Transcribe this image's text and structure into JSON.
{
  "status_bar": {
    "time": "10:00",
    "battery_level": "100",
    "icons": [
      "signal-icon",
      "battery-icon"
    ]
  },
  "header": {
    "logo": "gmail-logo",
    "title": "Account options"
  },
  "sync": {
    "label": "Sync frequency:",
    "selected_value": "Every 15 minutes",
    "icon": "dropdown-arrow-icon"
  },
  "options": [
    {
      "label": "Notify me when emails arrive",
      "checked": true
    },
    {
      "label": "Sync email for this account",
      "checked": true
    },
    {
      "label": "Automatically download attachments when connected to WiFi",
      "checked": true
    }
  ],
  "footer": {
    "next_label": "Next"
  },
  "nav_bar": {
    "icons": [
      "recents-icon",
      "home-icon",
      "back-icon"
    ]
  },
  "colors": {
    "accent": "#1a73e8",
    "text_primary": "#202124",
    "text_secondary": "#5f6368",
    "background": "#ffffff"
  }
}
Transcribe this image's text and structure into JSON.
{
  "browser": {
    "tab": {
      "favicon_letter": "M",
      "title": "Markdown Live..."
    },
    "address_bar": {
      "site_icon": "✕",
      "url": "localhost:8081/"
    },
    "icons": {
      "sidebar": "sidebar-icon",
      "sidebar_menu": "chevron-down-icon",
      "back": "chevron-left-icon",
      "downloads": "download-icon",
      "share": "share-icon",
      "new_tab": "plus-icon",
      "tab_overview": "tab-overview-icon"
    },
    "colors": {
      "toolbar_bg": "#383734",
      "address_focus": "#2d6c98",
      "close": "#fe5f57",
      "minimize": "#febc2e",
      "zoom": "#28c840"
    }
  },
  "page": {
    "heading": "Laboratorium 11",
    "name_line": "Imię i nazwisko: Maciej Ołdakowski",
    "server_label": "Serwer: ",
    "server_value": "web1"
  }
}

• • • • • • •

Type the whole listing again, unaltered.

▸ SOLUTION BELOW
Transcribe this image's text and structure into JSON.
{
  "status_bar": {
    "time": "10:00",
    "battery_level": "100",
    "icons": [
      "signal-icon",
      "battery-icon"
    ]
  },
  "header": {
    "logo": "gmail-logo",
    "title": "Account options"
  },
  "sync": {
    "label": "Sync frequency:",
    "selected_value": "Every 15 minutes",
    "icon": "dropdown-arrow-icon"
  },
  "options": [
    {
      "label": "Notify me when emails arrive",
      "checked": true
    },
    {
      "label": "Sync email for this account",
      "checked": true
    },
    {
      "label": "Automatically download attachments when connected to WiFi",
      "checked": true
    }
  ],
  "footer": {
    "next_label": "Next"
  },
  "nav_bar": {
    "icons": [
      "recents-icon",
      "home-icon",
      "back-icon"
    ]
  },
  "colors": {
    "accent": "#1a73e8",
    "text_primary": "#202124",
    "text_secondary": "#5f6368",
    "background": "#ffffff"
  }
}
Transcribe this image's text and structure into JSON.
{
  "browser": {
    "tab": {
      "favicon_letter": "M",
      "title": "Markdown Live..."
    },
    "address_bar": {
      "site_icon": "✕",
      "url": "localhost:8081/"
    },
    "icons": {
      "sidebar": "sidebar-icon",
      "sidebar_menu": "chevron-down-icon",
      "back": "chevron-left-icon",
      "downloads": "download-icon",
      "share": "share-icon",
      "new_tab": "plus-icon",
      "tab_overview": "tab-overview-icon"
    },
    "colors": {
      "toolbar_bg": "#383734",
      "address_focus": "#2d6c98",
      "close": "#fe5f57",
      "minimize": "#febc2e",
      "zoom": "#28c840"
    }
  },
  "page": {
    "heading": "Laboratorium 11",
    "name_line": "Imię i nazwisko: Maciej Ołdakowski",
    "server_label": "Serwer: ",
    "server_value": "web1"
  }
}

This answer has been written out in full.